### PROBLEM TO WORK ON:
Locate the lines that hold the string "this". Copy every such line.

####################

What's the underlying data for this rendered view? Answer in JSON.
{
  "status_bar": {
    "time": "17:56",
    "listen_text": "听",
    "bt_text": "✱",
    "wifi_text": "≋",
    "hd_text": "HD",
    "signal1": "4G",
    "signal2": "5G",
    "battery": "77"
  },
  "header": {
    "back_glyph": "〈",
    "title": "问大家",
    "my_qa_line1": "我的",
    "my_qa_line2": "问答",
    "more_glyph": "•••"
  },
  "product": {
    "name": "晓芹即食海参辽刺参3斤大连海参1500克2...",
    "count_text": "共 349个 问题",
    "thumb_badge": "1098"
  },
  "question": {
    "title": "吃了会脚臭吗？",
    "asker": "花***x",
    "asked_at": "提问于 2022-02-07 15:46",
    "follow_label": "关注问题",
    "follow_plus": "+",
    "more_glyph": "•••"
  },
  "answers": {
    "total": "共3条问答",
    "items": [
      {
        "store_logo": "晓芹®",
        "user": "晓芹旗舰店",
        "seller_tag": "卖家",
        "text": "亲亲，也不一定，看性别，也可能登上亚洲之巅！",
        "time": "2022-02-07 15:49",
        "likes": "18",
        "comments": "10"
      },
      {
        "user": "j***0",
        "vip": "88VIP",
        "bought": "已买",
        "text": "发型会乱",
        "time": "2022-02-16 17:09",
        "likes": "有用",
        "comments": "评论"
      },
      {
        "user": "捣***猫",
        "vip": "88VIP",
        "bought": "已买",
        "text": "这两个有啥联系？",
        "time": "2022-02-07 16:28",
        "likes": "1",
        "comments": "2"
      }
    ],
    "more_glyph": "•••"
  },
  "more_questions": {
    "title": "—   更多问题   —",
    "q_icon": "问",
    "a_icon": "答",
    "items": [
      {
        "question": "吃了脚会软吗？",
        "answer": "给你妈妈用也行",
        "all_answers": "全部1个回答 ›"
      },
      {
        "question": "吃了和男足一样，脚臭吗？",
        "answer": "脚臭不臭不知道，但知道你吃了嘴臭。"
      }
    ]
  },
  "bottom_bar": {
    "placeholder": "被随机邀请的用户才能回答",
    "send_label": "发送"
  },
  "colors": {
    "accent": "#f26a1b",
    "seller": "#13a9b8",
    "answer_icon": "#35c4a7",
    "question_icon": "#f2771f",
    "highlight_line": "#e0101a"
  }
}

####################

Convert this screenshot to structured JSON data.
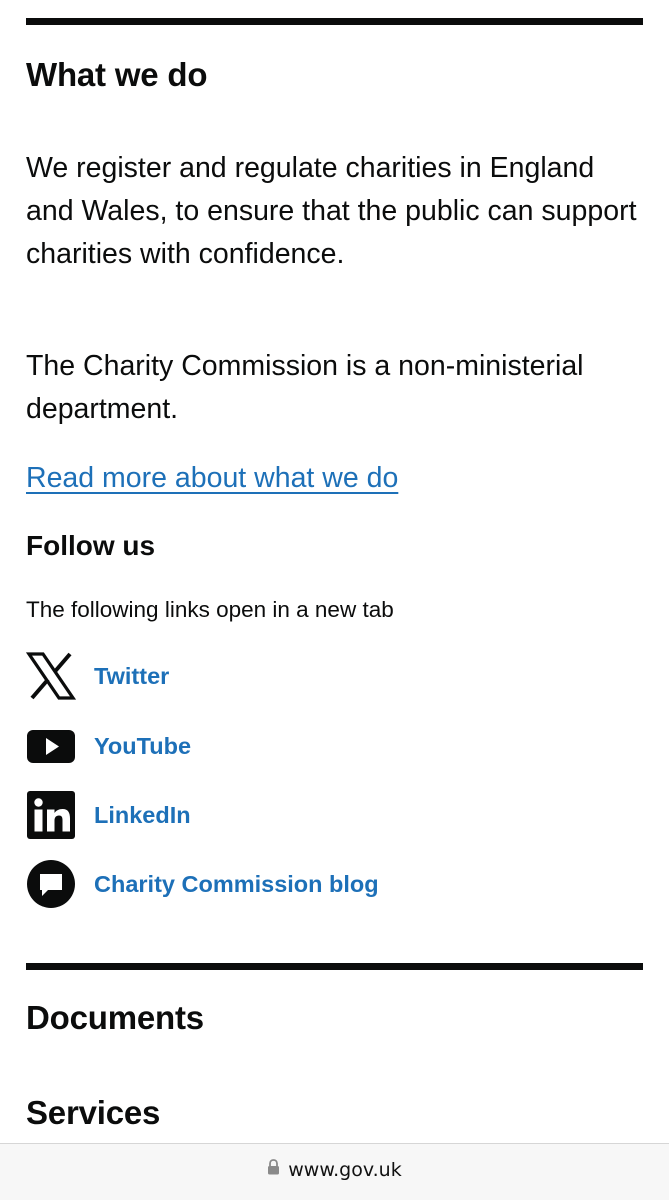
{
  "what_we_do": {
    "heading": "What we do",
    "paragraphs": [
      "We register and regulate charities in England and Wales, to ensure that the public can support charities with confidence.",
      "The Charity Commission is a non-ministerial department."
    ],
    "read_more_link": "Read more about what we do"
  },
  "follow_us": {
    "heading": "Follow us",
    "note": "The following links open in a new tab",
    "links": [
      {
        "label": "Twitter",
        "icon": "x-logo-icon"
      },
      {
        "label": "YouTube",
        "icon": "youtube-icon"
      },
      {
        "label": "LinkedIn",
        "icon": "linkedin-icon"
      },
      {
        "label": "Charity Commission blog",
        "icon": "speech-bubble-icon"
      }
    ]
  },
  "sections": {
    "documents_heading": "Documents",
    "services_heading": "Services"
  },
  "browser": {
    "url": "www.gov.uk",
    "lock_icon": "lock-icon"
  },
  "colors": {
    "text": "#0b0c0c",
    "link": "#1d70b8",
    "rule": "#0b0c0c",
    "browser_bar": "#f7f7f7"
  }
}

####################

### WRITTEN RESPONSE:
What's the underlying data for this rendered view? Answer in JSON.
Convert this screenshot to structured JSON data.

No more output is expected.